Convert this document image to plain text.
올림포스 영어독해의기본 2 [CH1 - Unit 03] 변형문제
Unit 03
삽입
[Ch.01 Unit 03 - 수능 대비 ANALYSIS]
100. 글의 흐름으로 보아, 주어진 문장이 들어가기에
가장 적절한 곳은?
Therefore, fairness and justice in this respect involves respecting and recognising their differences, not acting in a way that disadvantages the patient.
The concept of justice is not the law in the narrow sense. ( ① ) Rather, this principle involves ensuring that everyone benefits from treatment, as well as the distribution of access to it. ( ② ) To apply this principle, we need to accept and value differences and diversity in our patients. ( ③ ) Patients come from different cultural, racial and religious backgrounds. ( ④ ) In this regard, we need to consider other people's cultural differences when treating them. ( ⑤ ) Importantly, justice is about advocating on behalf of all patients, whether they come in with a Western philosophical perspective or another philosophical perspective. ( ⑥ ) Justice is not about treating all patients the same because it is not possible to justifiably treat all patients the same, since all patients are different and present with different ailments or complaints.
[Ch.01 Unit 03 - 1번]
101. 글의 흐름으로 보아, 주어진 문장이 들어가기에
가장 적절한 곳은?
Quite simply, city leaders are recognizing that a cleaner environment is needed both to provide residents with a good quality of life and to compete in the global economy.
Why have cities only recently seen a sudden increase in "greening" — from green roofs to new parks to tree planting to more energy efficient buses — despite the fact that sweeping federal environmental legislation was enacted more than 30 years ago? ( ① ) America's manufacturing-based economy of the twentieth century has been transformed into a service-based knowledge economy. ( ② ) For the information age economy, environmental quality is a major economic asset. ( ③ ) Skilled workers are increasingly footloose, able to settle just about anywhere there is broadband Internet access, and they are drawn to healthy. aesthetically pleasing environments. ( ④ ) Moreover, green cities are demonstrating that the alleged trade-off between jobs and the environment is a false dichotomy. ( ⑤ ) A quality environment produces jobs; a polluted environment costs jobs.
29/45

* _TASK GOAL_
Please retype all of the lines above exactly as they stand.

* _WRITTEN ANSWER_
Convert this document image to plain text.
올림포스 영어독해의기본 2 [CH1 - Unit 03] 변형문제
Unit 03
삽입
[Ch.01 Unit 03 - 수능 대비 ANALYSIS]
100. 글의 흐름으로 보아, 주어진 문장이 들어가기에
가장 적절한 곳은?
Therefore, fairness and justice in this respect involves respecting and recognising their differences, not acting in a way that disadvantages the patient.
The concept of justice is not the law in the narrow sense. ( ① ) Rather, this principle involves ensuring that everyone benefits from treatment, as well as the distribution of access to it. ( ② ) To apply this principle, we need to accept and value differences and diversity in our patients. ( ③ ) Patients come from different cultural, racial and religious backgrounds. ( ④ ) In this regard, we need to consider other people's cultural differences when treating them. ( ⑤ ) Importantly, justice is about advocating on behalf of all patients, whether they come in with a Western philosophical perspective or another philosophical perspective. ( ⑥ ) Justice is not about treating all patients the same because it is not possible to justifiably treat all patients the same, since all patients are different and present with different ailments or complaints.
[Ch.01 Unit 03 - 1번]
101. 글의 흐름으로 보아, 주어진 문장이 들어가기에
가장 적절한 곳은?
Quite simply, city leaders are recognizing that a cleaner environment is needed both to provide residents with a good quality of life and to compete in the global economy.
Why have cities only recently seen a sudden increase in "greening" — from green roofs to new parks to tree planting to more energy efficient buses — despite the fact that sweeping federal environmental legislation was enacted more than 30 years ago? ( ① ) America's manufacturing-based economy of the twentieth century has been transformed into a service-based knowledge economy. ( ② ) For the information age economy, environmental quality is a major economic asset. ( ③ ) Skilled workers are increasingly footloose, able to settle just about anywhere there is broadband Internet access, and they are drawn to healthy. aesthetically pleasing environments. ( ④ ) Moreover, green cities are demonstrating that the alleged trade-off between jobs and the environment is a false dichotomy. ( ⑤ ) A quality environment produces jobs; a polluted environment costs jobs.
29/45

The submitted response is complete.